| WHAT YOU ARE ASKED TO DO |
Extract each line bearing the word "source".
* * *
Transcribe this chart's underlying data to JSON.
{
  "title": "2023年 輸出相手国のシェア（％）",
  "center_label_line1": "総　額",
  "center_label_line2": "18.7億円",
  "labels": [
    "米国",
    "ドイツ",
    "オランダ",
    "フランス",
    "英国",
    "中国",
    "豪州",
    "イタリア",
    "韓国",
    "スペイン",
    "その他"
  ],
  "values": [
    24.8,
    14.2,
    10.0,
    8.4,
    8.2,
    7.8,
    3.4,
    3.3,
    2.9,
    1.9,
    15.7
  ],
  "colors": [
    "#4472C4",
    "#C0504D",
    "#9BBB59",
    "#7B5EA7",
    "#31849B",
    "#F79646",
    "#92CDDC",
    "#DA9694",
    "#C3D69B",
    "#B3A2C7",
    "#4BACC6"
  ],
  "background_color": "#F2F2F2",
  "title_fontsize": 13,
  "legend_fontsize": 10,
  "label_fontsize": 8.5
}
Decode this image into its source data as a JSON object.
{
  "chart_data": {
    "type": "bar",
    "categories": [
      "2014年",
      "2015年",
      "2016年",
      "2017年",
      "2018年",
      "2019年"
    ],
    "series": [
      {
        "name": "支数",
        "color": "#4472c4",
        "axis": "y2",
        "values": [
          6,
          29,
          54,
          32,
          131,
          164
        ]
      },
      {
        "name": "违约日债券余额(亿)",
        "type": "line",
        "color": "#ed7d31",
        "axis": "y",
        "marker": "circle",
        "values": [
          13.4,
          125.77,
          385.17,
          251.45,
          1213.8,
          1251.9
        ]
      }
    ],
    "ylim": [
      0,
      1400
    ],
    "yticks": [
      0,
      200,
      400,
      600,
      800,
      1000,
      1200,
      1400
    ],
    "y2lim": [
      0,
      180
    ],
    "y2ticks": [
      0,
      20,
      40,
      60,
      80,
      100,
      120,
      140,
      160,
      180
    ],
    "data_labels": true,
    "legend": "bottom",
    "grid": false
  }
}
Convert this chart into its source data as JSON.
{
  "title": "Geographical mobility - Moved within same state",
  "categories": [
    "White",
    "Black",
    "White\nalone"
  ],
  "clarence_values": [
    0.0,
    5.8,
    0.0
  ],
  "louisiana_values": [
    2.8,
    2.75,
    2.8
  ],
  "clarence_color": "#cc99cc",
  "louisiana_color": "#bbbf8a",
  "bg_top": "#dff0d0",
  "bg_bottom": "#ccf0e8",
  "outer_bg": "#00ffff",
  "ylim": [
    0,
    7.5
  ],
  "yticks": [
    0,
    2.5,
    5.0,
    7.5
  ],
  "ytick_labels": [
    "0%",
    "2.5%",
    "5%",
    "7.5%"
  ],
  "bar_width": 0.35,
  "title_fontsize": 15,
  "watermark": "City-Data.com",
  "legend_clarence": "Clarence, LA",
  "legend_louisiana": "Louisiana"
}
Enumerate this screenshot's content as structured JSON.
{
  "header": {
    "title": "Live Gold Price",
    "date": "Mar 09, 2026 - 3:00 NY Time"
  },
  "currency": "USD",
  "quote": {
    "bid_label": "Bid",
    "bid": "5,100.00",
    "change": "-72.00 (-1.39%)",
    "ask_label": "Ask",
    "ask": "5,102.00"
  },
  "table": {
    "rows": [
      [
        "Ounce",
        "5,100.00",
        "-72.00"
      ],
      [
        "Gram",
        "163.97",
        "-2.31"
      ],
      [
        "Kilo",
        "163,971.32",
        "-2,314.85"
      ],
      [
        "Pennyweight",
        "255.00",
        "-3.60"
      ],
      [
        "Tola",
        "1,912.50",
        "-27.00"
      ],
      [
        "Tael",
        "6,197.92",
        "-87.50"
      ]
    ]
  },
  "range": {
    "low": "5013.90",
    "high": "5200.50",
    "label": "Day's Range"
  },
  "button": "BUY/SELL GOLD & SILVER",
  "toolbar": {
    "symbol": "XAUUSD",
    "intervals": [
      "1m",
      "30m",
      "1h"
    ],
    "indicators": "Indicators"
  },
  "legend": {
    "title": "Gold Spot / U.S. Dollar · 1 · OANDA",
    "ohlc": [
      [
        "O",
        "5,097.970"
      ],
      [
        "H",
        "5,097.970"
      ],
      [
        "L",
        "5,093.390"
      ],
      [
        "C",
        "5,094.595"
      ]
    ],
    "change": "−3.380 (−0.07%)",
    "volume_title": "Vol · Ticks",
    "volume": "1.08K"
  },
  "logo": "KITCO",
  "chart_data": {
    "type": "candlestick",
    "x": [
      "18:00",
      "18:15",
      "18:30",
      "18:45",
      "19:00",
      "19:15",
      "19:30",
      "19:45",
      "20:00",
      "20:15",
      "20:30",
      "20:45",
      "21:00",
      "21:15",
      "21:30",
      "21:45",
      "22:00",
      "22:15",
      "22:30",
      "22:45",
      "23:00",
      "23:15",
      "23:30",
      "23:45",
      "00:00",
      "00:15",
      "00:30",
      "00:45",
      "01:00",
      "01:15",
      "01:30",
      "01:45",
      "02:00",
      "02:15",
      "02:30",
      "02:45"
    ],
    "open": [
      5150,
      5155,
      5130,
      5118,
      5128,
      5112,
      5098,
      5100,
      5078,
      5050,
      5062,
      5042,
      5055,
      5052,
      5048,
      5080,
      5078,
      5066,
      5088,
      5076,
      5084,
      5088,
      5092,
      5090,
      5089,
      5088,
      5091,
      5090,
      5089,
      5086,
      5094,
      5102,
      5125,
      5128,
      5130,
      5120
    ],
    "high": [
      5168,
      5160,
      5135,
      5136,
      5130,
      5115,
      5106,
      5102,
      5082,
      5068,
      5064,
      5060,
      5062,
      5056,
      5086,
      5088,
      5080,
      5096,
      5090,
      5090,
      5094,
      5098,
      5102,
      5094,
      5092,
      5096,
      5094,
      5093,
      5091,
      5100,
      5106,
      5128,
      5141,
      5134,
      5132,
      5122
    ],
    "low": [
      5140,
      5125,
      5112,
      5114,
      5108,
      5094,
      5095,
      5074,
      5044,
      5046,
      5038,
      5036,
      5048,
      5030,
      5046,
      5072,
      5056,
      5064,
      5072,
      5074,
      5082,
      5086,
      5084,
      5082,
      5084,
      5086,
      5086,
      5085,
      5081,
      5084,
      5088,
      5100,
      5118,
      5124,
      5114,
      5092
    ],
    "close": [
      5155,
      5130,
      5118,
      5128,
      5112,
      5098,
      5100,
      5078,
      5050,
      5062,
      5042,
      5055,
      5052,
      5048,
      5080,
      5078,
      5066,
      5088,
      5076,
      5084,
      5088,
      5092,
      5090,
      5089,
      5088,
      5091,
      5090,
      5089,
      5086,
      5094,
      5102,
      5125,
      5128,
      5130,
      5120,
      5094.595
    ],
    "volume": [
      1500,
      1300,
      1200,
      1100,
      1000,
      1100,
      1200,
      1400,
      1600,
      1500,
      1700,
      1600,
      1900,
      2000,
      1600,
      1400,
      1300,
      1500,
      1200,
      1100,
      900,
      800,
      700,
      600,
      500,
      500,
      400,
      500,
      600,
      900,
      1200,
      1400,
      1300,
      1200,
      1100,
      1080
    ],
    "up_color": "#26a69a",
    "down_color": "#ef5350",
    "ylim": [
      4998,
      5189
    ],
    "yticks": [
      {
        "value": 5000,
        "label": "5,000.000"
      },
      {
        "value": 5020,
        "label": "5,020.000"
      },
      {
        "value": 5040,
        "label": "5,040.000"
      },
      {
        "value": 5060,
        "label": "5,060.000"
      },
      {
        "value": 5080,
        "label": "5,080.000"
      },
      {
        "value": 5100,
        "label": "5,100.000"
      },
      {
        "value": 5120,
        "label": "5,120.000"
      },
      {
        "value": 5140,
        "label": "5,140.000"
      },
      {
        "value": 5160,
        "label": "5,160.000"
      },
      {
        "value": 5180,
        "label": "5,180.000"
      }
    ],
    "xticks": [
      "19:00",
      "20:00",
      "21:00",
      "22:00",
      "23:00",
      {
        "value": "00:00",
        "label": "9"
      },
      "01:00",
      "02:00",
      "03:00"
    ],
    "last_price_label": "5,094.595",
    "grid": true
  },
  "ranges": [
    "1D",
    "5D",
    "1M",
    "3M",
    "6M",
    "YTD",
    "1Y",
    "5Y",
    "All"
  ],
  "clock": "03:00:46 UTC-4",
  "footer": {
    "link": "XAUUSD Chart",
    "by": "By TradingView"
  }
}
* * *
| THE RESULT |
Decode this image into its source data as a JSON object.
Convert this chart into its source data as JSON.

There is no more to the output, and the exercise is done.